- _Task prompt_
Please reproduce every line of the items below, character for character.

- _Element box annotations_
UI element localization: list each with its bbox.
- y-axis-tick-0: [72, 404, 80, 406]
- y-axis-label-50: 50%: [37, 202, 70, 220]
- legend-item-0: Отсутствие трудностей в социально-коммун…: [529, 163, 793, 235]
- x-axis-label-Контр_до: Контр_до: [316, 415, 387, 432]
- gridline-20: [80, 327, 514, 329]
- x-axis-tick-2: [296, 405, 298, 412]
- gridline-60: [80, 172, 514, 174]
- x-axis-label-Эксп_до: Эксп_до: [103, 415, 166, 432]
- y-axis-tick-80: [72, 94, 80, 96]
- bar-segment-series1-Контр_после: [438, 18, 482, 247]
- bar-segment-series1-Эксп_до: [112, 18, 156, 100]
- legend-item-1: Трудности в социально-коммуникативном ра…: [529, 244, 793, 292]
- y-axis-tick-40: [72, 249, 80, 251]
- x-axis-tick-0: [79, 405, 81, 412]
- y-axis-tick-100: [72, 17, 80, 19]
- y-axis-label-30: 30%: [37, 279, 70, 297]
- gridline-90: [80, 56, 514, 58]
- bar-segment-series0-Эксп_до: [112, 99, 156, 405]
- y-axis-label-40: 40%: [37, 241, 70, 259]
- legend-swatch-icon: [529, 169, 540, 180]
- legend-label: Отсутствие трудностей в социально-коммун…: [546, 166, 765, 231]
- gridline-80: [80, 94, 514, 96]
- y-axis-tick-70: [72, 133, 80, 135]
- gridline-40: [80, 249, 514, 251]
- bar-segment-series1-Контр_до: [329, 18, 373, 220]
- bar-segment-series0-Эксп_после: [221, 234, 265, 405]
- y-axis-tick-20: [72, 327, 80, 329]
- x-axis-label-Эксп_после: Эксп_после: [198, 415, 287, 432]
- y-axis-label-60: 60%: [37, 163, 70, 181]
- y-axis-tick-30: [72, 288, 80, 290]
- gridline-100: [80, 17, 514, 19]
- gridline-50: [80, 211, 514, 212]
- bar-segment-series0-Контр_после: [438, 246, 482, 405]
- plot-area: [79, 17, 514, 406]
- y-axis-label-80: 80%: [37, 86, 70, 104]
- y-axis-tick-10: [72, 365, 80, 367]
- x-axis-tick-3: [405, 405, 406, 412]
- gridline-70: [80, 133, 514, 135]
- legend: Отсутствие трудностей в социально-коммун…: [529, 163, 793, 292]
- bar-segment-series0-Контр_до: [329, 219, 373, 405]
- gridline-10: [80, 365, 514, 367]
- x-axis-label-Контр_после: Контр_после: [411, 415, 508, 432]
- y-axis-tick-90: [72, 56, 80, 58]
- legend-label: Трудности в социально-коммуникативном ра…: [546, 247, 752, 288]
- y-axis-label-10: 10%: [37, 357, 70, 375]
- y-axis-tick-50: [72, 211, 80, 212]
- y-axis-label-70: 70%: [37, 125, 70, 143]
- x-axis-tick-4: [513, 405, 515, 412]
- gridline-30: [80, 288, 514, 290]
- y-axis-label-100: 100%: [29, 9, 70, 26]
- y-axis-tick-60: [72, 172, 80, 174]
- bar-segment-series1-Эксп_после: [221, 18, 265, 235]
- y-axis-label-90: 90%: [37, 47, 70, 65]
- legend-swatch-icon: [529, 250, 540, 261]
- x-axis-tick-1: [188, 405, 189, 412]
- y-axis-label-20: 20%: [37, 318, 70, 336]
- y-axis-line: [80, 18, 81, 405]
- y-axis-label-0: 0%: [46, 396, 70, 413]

- _Reply_
UI element localization: list each with its bbox.
- y-axis-tick-0: [72, 404, 80, 406]
- y-axis-label-50: 50%: [37, 202, 70, 220]
- legend-item-0: Отсутствие трудностей в социально-коммун…: [529, 163, 793, 235]
- x-axis-label-Контр_до: Контр_до: [316, 415, 387, 432]
- gridline-20: [80, 327, 514, 329]
- x-axis-tick-2: [296, 405, 298, 412]
- gridline-60: [80, 172, 514, 174]
- x-axis-label-Эксп_до: Эксп_до: [103, 415, 166, 432]
- y-axis-tick-80: [72, 94, 80, 96]
- bar-segment-series1-Контр_после: [438, 18, 482, 247]
- bar-segment-series1-Эксп_до: [112, 18, 156, 100]
- legend-item-1: Трудности в социально-коммуникативном ра…: [529, 244, 793, 292]
- y-axis-tick-40: [72, 249, 80, 251]
- x-axis-tick-0: [79, 405, 81, 412]
- y-axis-tick-100: [72, 17, 80, 19]
- y-axis-label-30: 30%: [37, 279, 70, 297]
- gridline-90: [80, 56, 514, 58]
- bar-segment-series0-Эксп_до: [112, 99, 156, 405]
- y-axis-label-40: 40%: [37, 241, 70, 259]
- legend-swatch-icon: [529, 169, 540, 180]
- legend-label: Отсутствие трудностей в социально-коммун…: [546, 166, 765, 231]
- gridline-80: [80, 94, 514, 96]
- y-axis-tick-70: [72, 133, 80, 135]
- gridline-40: [80, 249, 514, 251]
- bar-segment-series1-Контр_до: [329, 18, 373, 220]
- bar-segment-series0-Эксп_после: [221, 234, 265, 405]
- y-axis-tick-20: [72, 327, 80, 329]
- x-axis-label-Эксп_после: Эксп_после: [198, 415, 287, 432]
- y-axis-label-60: 60%: [37, 163, 70, 181]
- y-axis-tick-30: [72, 288, 80, 290]
- gridline-100: [80, 17, 514, 19]
- gridline-50: [80, 211, 514, 212]
- bar-segment-series0-Контр_после: [438, 246, 482, 405]
- plot-area: [79, 17, 514, 406]
- y-axis-label-80: 80%: [37, 86, 70, 104]
- y-axis-tick-10: [72, 365, 80, 367]
- x-axis-tick-3: [405, 405, 406, 412]
- gridline-70: [80, 133, 514, 135]
- legend: Отсутствие трудностей в социально-коммун…: [529, 163, 793, 292]
- bar-segment-series0-Контр_до: [329, 219, 373, 405]
- gridline-10: [80, 365, 514, 367]
- x-axis-label-Контр_после: Контр_после: [411, 415, 508, 432]
- y-axis-tick-90: [72, 56, 80, 58]
- legend-label: Трудности в социально-коммуникативном ра…: [546, 247, 752, 288]
- y-axis-label-10: 10%: [37, 357, 70, 375]
- y-axis-tick-50: [72, 211, 80, 212]
- y-axis-label-70: 70%: [37, 125, 70, 143]
- x-axis-tick-4: [513, 405, 515, 412]
- gridline-30: [80, 288, 514, 290]
- y-axis-label-100: 100%: [29, 9, 70, 26]
- y-axis-tick-60: [72, 172, 80, 174]
- bar-segment-series1-Эксп_после: [221, 18, 265, 235]
- y-axis-label-90: 90%: [37, 47, 70, 65]
- legend-swatch-icon: [529, 250, 540, 261]
- x-axis-tick-1: [188, 405, 189, 412]
- y-axis-label-20: 20%: [37, 318, 70, 336]
- y-axis-line: [80, 18, 81, 405]
- y-axis-label-0: 0%: [46, 396, 70, 413]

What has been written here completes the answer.